MATERIAL PROVIDED »
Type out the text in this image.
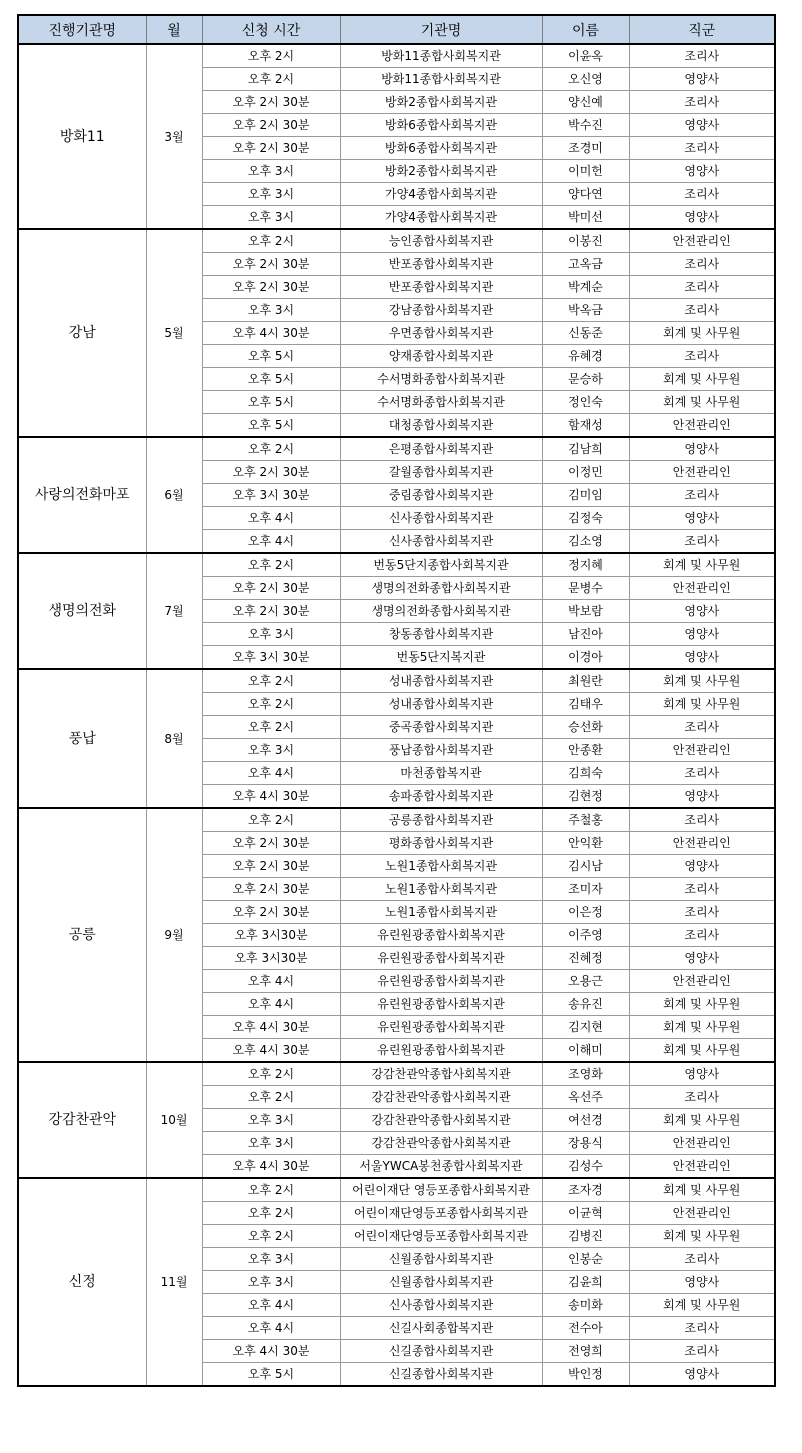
진행기관명	월	신청 시간	기관명	이름	직군
방화11	3월	오후 2시	방화11종합사회복지관	이윤옥	조리사
		오후 2시	방화11종합사회복지관	오신영	영양사
		오후 2시 30분	방화2종합사회복지관	양신예	조리사
		오후 2시 30분	방화6종합사회복지관	박수진	영양사
		오후 2시 30분	방화6종합사회복지관	조경미	조리사
		오후 3시	방화2종합사회복지관	이미헌	영양사
		오후 3시	가양4종합사회복지관	양다연	조리사
		오후 3시	가양4종합사회복지관	박미선	영양사
강남	5월	오후 2시	능인종합사회복지관	이봉진	안전관리인
		오후 2시 30분	반포종합사회복지관	고옥금	조리사
		오후 2시 30분	반포종합사회복지관	박계순	조리사
		오후 3시	강남종합사회복지관	박옥금	조리사
		오후 4시 30분	우면종합사회복지관	신동준	회계 및 사무원
		오후 5시	양재종합사회복지관	유혜경	조리사
		오후 5시	수서명화종합사회복지관	문승하	회계 및 사무원
		오후 5시	수서명화종합사회복지관	정인숙	회계 및 사무원
		오후 5시	대청종합사회복지관	함재성	안전관리인
사랑의전화마포	6월	오후 2시	은평종합사회복지관	김남희	영양사
		오후 2시 30분	갈월종합사회복지관	이정민	안전관리인
		오후 3시 30분	중림종합사회복지관	김미임	조리사
		오후 4시	신사종합사회복지관	김정숙	영양사
		오후 4시	신사종합사회복지관	김소영	조리사
생명의전화	7월	오후 2시	번동5단지종합사회복지관	정지혜	회계 및 사무원
		오후 2시 30분	생명의전화종합사회복지관	문병수	안전관리인
		오후 2시 30분	생명의전화종합사회복지관	박보람	영양사
		오후 3시	창동종합사회복지관	남진아	영양사
		오후 3시 30분	번동5단지복지관	이경아	영양사
풍납	8월	오후 2시	성내종합사회복지관	최원란	회계 및 사무원
		오후 2시	성내종합사회복지관	김태우	회계 및 사무원
		오후 2시	중곡종합사회복지관	승선화	조리사
		오후 3시	풍납종합사회복지관	안종환	안전관리인
		오후 4시	마천종합복지관	김희숙	조리사
		오후 4시 30분	송파종합사회복지관	김현정	영양사
공릉	9월	오후 2시	공릉종합사회복지관	주철홍	조리사
		오후 2시 30분	평화종합사회복지관	안익환	안전관리인
		오후 2시 30분	노원1종합사회복지관	김시남	영양사
		오후 2시 30분	노원1종합사회복지관	조미자	조리사
		오후 2시 30분	노원1종합사회복지관	이은정	조리사
		오후 3시30분	유린원광종합사회복지관	이주영	조리사
		오후 3시30분	유린원광종합사회복지관	진혜정	영양사
		오후 4시	유린원광종합사회복지관	오용근	안전관리인
		오후 4시	유린원광종합사회복지관	송유진	회계 및 사무원
		오후 4시 30분	유린원광종합사회복지관	김지현	회계 및 사무원
		오후 4시 30분	유린원광종합사회복지관	이해미	회계 및 사무원
강감찬관악	10월	오후 2시	강감찬관악종합사회복지관	조영화	영양사
		오후 2시	강감찬관악종합사회복지관	옥선주	조리사
		오후 3시	강감찬관악종합사회복지관	여선경	회계 및 사무원
		오후 3시	강감찬관악종합사회복지관	장용식	안전관리인
		오후 4시 30분	서울YWCA봉천종합사회복지관	김성수	안전관리인
신정	11월	오후 2시	어린이재단 영등포종합사회복지관	조자경	회계 및 사무원
		오후 2시	어린이재단영등포종합사회복지관	이균혁	안전관리인
		오후 2시	어린이재단영등포종합사회복지관	김병진	회계 및 사무원
		오후 3시	신월종합사회복지관	인봉순	조리사
		오후 3시	신월종합사회복지관	김윤희	영양사
		오후 4시	신사종합사회복지관	송미화	회계 및 사무원
		오후 4시	신길사회종합복지관	전수아	조리사
		오후 4시 30분	신길종합사회복지관	전영희	조리사
		오후 5시	신길종합사회복지관	박인정	영양사
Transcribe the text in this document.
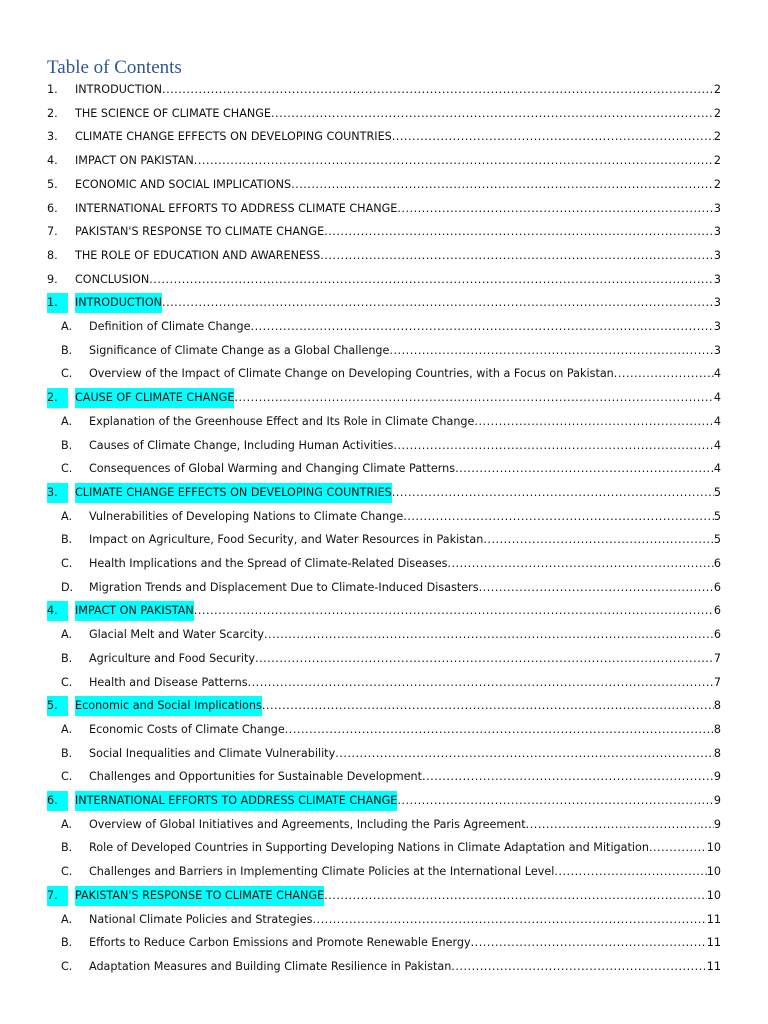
Table of Contents
1. INTRODUCTION .....	2
2. THE SCIENCE OF CLIMATE CHANGE .....	2
3. CLIMATE CHANGE EFFECTS ON DEVELOPING COUNTRIES .....	2
4. IMPACT ON PAKISTAN .....	2
5. ECONOMIC AND SOCIAL IMPLICATIONS .....	2
6. INTERNATIONAL EFFORTS TO ADDRESS CLIMATE CHANGE .....	3
7. PAKISTAN'S RESPONSE TO CLIMATE CHANGE .....	3
8. THE ROLE OF EDUCATION AND AWARENESS .....	3
9. CONCLUSION .....	3
1.	INTRODUCTION .....	3
A. Definition of Climate Change .....	3
B. Significance of Climate Change as a Global Challenge .....	3
C. Overview of the Impact of Climate Change on Developing Countries, with a Focus on Pakistan .....	4
2.	CAUSE OF CLIMATE CHANGE .....	4
A. Explanation of the Greenhouse Effect and Its Role in Climate Change .....	4
B. Causes of Climate Change, Including Human Activities .....	4
C. Consequences of Global Warming and Changing Climate Patterns .....	4
3.	CLIMATE CHANGE EFFECTS ON DEVELOPING COUNTRIES .....	5
A. Vulnerabilities of Developing Nations to Climate Change .....	5
B. Impact on Agriculture, Food Security, and Water Resources in Pakistan .....	5
C. Health Implications and the Spread of Climate-Related Diseases .....	6
D. Migration Trends and Displacement Due to Climate-Induced Disasters .....	6
4.	IMPACT ON PAKISTAN .....	6
A. Glacial Melt and Water Scarcity .....	6
B. Agriculture and Food Security .....	7
C. Health and Disease Patterns .....	7
5.	Economic and Social Implications .....	8
A. Economic Costs of Climate Change .....	8
B. Social Inequalities and Climate Vulnerability .....	8
C. Challenges and Opportunities for Sustainable Development .....	9
6.	INTERNATIONAL EFFORTS TO ADDRESS CLIMATE CHANGE .....	9
A. Overview of Global Initiatives and Agreements, Including the Paris Agreement .....	9
B. Role of Developed Countries in Supporting Developing Nations in Climate Adaptation and Mitigation .....	10
C. Challenges and Barriers in Implementing Climate Policies at the International Level .....	10
7.	PAKISTAN'S RESPONSE TO CLIMATE CHANGE .....	10
A. National Climate Policies and Strategies .....	11
B. Efforts to Reduce Carbon Emissions and Promote Renewable Energy .....	11
C. Adaptation Measures and Building Climate Resilience in Pakistan .....	11
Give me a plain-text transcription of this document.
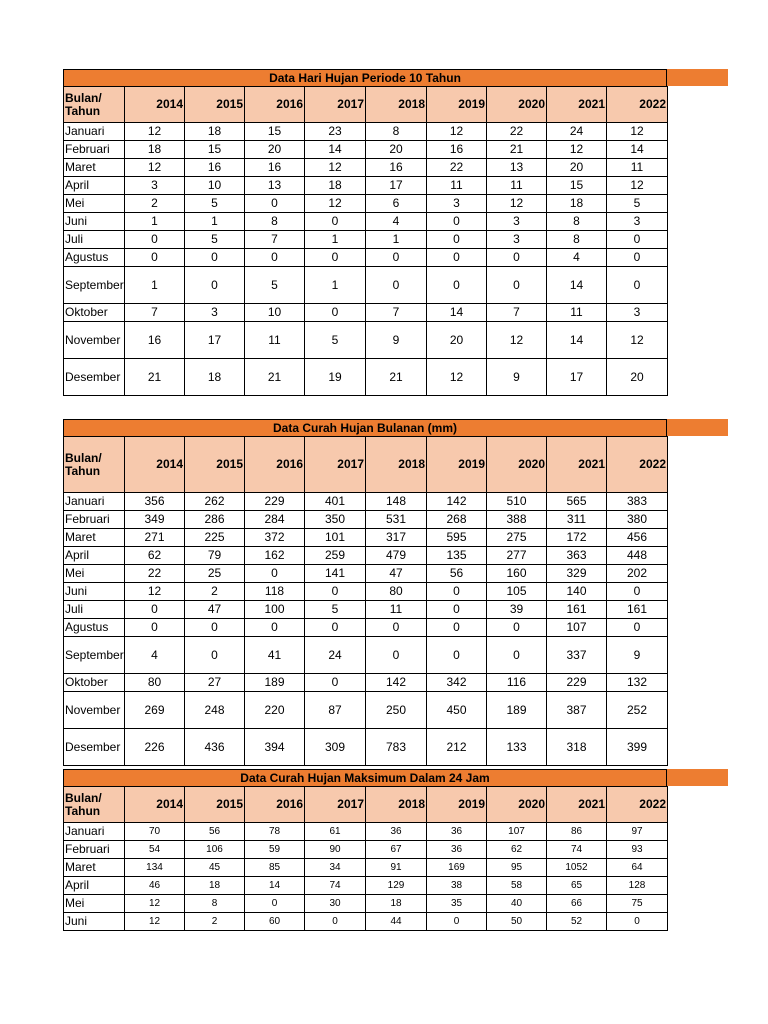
Data Hari Hujan Periode 10 Tahun
Bulan/ Tahun	2014	2015	2016	2017	2018	2019	2020	2021	2022
Januari	12	18	15	23	8	12	22	24	12
Februari	18	15	20	14	20	16	21	12	14
Maret	12	16	16	12	16	22	13	20	11
April	3	10	13	18	17	11	11	15	12
Mei	2	5	0	12	6	3	12	18	5
Juni	1	1	8	0	4	0	3	8	3
Juli	0	5	7	1	1	0	3	8	0
Agustus	0	0	0	0	0	0	0	4	0
September	1	0	5	1	0	0	0	14	0
Oktober	7	3	10	0	7	14	7	11	3
November	16	17	11	5	9	20	12	14	12
Desember	21	18	21	19	21	12	9	17	20
Data Curah Hujan Bulanan (mm)
Bulan/ Tahun	2014	2015	2016	2017	2018	2019	2020	2021	2022
Januari	356	262	229	401	148	142	510	565	383
Februari	349	286	284	350	531	268	388	311	380
Maret	271	225	372	101	317	595	275	172	456
April	62	79	162	259	479	135	277	363	448
Mei	22	25	0	141	47	56	160	329	202
Juni	12	2	118	0	80	0	105	140	0
Juli	0	47	100	5	11	0	39	161	161
Agustus	0	0	0	0	0	0	0	107	0
September	4	0	41	24	0	0	0	337	9
Oktober	80	27	189	0	142	342	116	229	132
November	269	248	220	87	250	450	189	387	252
Desember	226	436	394	309	783	212	133	318	399
Data Curah Hujan Maksimum Dalam 24 Jam
Bulan/ Tahun	2014	2015	2016	2017	2018	2019	2020	2021	2022
Januari	70	56	78	61	36	36	107	86	97
Februari	54	106	59	90	67	36	62	74	93
Maret	134	45	85	34	91	169	95	1052	64
April	46	18	14	74	129	38	58	65	128
Mei	12	8	0	30	18	35	40	66	75
Juni	12	2	60	0	44	0	50	52	0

CHALLENGE » Output exactly the lines from the one containing "Give me a plain-text" through the last line of the records above, both included, leaving out any pictures.

THE SOLUTION »
Give me a plain-text transcription of this document.
Data Hari Hujan Periode 10 Tahun
Bulan/ Tahun	2014	2015	2016	2017	2018	2019	2020	2021	2022
Januari	12	18	15	23	8	12	22	24	12
Februari	18	15	20	14	20	16	21	12	14
Maret	12	16	16	12	16	22	13	20	11
April	3	10	13	18	17	11	11	15	12
Mei	2	5	0	12	6	3	12	18	5
Juni	1	1	8	0	4	0	3	8	3
Juli	0	5	7	1	1	0	3	8	0
Agustus	0	0	0	0	0	0	0	4	0
September	1	0	5	1	0	0	0	14	0
Oktober	7	3	10	0	7	14	7	11	3
November	16	17	11	5	9	20	12	14	12
Desember	21	18	21	19	21	12	9	17	20
Data Curah Hujan Bulanan (mm)
Bulan/ Tahun	2014	2015	2016	2017	2018	2019	2020	2021	2022
Januari	356	262	229	401	148	142	510	565	383
Februari	349	286	284	350	531	268	388	311	380
Maret	271	225	372	101	317	595	275	172	456
April	62	79	162	259	479	135	277	363	448
Mei	22	25	0	141	47	56	160	329	202
Juni	12	2	118	0	80	0	105	140	0
Juli	0	47	100	5	11	0	39	161	161
Agustus	0	0	0	0	0	0	0	107	0
September	4	0	41	24	0	0	0	337	9
Oktober	80	27	189	0	142	342	116	229	132
November	269	248	220	87	250	450	189	387	252
Desember	226	436	394	309	783	212	133	318	399
Data Curah Hujan Maksimum Dalam 24 Jam
Bulan/ Tahun	2014	2015	2016	2017	2018	2019	2020	2021	2022
Januari	70	56	78	61	36	36	107	86	97
Februari	54	106	59	90	67	36	62	74	93
Maret	134	45	85	34	91	169	95	1052	64
April	46	18	14	74	129	38	58	65	128
Mei	12	8	0	30	18	35	40	66	75
Juni	12	2	60	0	44	0	50	52	0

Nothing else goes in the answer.